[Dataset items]
■ ■ ■

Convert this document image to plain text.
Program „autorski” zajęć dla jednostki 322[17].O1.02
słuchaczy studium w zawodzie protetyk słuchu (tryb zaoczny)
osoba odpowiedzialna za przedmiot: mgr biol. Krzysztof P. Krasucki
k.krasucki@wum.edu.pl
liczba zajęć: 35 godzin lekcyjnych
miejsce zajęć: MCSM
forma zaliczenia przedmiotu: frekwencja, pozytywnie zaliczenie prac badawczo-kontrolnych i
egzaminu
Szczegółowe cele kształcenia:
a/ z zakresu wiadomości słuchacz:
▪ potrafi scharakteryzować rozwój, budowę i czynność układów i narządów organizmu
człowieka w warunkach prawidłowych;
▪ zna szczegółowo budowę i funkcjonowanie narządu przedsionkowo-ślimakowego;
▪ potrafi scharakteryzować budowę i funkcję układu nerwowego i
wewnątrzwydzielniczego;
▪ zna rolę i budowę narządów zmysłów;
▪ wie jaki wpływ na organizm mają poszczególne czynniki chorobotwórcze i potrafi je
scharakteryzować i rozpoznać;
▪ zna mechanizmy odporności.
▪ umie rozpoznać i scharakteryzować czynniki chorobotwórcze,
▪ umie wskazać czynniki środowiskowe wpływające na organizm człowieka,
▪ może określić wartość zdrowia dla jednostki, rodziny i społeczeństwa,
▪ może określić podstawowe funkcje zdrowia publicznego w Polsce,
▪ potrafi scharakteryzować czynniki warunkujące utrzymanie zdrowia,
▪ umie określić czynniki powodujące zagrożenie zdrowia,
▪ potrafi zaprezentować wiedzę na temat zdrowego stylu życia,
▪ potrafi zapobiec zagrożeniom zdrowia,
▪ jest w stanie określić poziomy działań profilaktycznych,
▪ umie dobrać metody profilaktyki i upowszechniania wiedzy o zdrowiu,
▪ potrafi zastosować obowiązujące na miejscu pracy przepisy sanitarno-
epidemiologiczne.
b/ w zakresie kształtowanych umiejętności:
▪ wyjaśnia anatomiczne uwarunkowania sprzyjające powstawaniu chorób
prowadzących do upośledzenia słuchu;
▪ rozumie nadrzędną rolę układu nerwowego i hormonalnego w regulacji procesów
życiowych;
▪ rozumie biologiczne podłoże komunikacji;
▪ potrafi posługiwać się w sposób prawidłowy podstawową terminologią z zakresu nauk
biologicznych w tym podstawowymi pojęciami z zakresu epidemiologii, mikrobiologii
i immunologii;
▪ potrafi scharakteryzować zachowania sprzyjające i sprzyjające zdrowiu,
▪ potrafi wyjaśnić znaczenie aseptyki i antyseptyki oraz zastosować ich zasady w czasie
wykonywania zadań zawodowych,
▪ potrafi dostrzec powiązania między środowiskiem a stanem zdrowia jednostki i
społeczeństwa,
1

■ ■ ■

* [TASK INSTRUCTIONS] For the entries above, state how many lines contain the word "potrafi". Provide the number by itself.

* [COMPLETE OUTPUT] 11